TASK OBJECTIVE: Return all of the entries exactly as written.

Figure content listings
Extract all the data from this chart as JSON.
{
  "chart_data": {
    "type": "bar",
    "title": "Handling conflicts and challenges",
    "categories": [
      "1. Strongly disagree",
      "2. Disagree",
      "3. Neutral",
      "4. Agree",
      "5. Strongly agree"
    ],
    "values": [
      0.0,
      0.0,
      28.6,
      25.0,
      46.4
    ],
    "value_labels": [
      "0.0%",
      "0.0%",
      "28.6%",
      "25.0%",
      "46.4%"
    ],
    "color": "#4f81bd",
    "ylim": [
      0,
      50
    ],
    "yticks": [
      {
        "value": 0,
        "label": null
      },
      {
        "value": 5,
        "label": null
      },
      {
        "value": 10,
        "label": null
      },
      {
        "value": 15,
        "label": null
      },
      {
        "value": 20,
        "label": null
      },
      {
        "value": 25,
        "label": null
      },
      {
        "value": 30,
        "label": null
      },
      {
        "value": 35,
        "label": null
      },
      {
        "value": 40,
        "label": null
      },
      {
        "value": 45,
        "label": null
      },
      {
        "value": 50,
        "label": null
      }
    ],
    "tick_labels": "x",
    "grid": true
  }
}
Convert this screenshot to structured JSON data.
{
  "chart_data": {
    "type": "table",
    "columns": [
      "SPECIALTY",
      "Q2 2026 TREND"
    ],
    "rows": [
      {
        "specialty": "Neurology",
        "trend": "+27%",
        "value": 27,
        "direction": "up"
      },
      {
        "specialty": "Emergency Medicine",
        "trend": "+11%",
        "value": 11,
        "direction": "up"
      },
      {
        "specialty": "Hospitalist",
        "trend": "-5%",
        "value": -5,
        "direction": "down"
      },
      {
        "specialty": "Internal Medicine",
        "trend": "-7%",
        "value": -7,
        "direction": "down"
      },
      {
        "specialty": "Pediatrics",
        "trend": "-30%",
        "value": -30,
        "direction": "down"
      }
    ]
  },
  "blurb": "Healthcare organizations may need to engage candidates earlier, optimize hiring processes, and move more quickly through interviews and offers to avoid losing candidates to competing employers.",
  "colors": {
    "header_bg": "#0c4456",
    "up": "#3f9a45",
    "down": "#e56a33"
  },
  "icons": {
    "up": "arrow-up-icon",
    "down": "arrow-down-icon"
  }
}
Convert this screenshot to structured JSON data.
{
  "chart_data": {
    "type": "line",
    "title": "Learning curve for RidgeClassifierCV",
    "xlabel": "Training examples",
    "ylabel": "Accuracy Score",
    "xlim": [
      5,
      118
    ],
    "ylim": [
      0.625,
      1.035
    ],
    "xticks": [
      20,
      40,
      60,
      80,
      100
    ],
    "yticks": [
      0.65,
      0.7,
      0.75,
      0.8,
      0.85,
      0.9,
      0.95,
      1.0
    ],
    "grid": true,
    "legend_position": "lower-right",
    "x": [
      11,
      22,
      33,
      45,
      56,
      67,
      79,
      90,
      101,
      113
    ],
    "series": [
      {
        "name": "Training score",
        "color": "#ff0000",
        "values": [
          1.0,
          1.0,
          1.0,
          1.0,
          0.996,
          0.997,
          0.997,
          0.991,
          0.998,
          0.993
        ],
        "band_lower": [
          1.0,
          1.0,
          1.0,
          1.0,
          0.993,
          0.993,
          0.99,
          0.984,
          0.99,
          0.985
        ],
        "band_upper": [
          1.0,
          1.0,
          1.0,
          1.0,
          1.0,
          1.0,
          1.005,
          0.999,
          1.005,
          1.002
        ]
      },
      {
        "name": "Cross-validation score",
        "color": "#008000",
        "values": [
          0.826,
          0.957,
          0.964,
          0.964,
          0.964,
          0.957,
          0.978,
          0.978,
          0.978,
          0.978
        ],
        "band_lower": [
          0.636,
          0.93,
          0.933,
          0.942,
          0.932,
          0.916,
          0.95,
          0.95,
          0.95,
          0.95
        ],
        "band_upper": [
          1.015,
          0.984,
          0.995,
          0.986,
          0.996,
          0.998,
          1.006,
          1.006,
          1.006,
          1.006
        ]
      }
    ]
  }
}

PROBLEM SOLUTION:
Extract all the data from this chart as JSON.
{
  "chart_data": {
    "type": "bar",
    "title": "Handling conflicts and challenges",
    "categories": [
      "1. Strongly disagree",
      "2. Disagree",
      "3. Neutral",
      "4. Agree",
      "5. Strongly agree"
    ],
    "values": [
      0.0,
      0.0,
      28.6,
      25.0,
      46.4
    ],
    "value_labels": [
      "0.0%",
      "0.0%",
      "28.6%",
      "25.0%",
      "46.4%"
    ],
    "color": "#4f81bd",
    "ylim": [
      0,
      50
    ],
    "yticks": [
      {
        "value": 0,
        "label": null
      },
      {
        "value": 5,
        "label": null
      },
      {
        "value": 10,
        "label": null
      },
      {
        "value": 15,
        "label": null
      },
      {
        "value": 20,
        "label": null
      },
      {
        "value": 25,
        "label": null
      },
      {
        "value": 30,
        "label": null
      },
      {
        "value": 35,
        "label": null
      },
      {
        "value": 40,
        "label": null
      },
      {
        "value": 45,
        "label": null
      },
      {
        "value": 50,
        "label": null
      }
    ],
    "tick_labels": "x",
    "grid": true
  }
}
Convert this screenshot to structured JSON data.
{
  "chart_data": {
    "type": "table",
    "columns": [
      "SPECIALTY",
      "Q2 2026 TREND"
    ],
    "rows": [
      {
        "specialty": "Neurology",
        "trend": "+27%",
        "value": 27,
        "direction": "up"
      },
      {
        "specialty": "Emergency Medicine",
        "trend": "+11%",
        "value": 11,
        "direction": "up"
      },
      {
        "specialty": "Hospitalist",
        "trend": "-5%",
        "value": -5,
        "direction": "down"
      },
      {
        "specialty": "Internal Medicine",
        "trend": "-7%",
        "value": -7,
        "direction": "down"
      },
      {
        "specialty": "Pediatrics",
        "trend": "-30%",
        "value": -30,
        "direction": "down"
      }
    ]
  },
  "blurb": "Healthcare organizations may need to engage candidates earlier, optimize hiring processes, and move more quickly through interviews and offers to avoid losing candidates to competing employers.",
  "colors": {
    "header_bg": "#0c4456",
    "up": "#3f9a45",
    "down": "#e56a33"
  },
  "icons": {
    "up": "arrow-up-icon",
    "down": "arrow-down-icon"
  }
}
Convert this screenshot to structured JSON data.
{
  "chart_data": {
    "type": "line",
    "title": "Learning curve for RidgeClassifierCV",
    "xlabel": "Training examples",
    "ylabel": "Accuracy Score",
    "xlim": [
      5,
      118
    ],
    "ylim": [
      0.625,
      1.035
    ],
    "xticks": [
      20,
      40,
      60,
      80,
      100
    ],
    "yticks": [
      0.65,
      0.7,
      0.75,
      0.8,
      0.85,
      0.9,
      0.95,
      1.0
    ],
    "grid": true,
    "legend_position": "lower-right",
    "x": [
      11,
      22,
      33,
      45,
      56,
      67,
      79,
      90,
      101,
      113
    ],
    "series": [
      {
        "name": "Training score",
        "color": "#ff0000",
        "values": [
          1.0,
          1.0,
          1.0,
          1.0,
          0.996,
          0.997,
          0.997,
          0.991,
          0.998,
          0.993
        ],
        "band_lower": [
          1.0,
          1.0,
          1.0,
          1.0,
          0.993,
          0.993,
          0.99,
          0.984,
          0.99,
          0.985
        ],
        "band_upper": [
          1.0,
          1.0,
          1.0,
          1.0,
          1.0,
          1.0,
          1.005,
          0.999,
          1.005,
          1.002
        ]
      },
      {
        "name": "Cross-validation score",
        "color": "#008000",
        "values": [
          0.826,
          0.957,
          0.964,
          0.964,
          0.964,
          0.957,
          0.978,
          0.978,
          0.978,
          0.978
        ],
        "band_lower": [
          0.636,
          0.93,
          0.933,
          0.942,
          0.932,
          0.916,
          0.95,
          0.95,
          0.95,
          0.95
        ],
        "band_upper": [
          1.015,
          0.984,
          0.995,
          0.986,
          0.996,
          0.998,
          1.006,
          1.006,
          1.006,
          1.006
        ]
      }
    ]
  }
}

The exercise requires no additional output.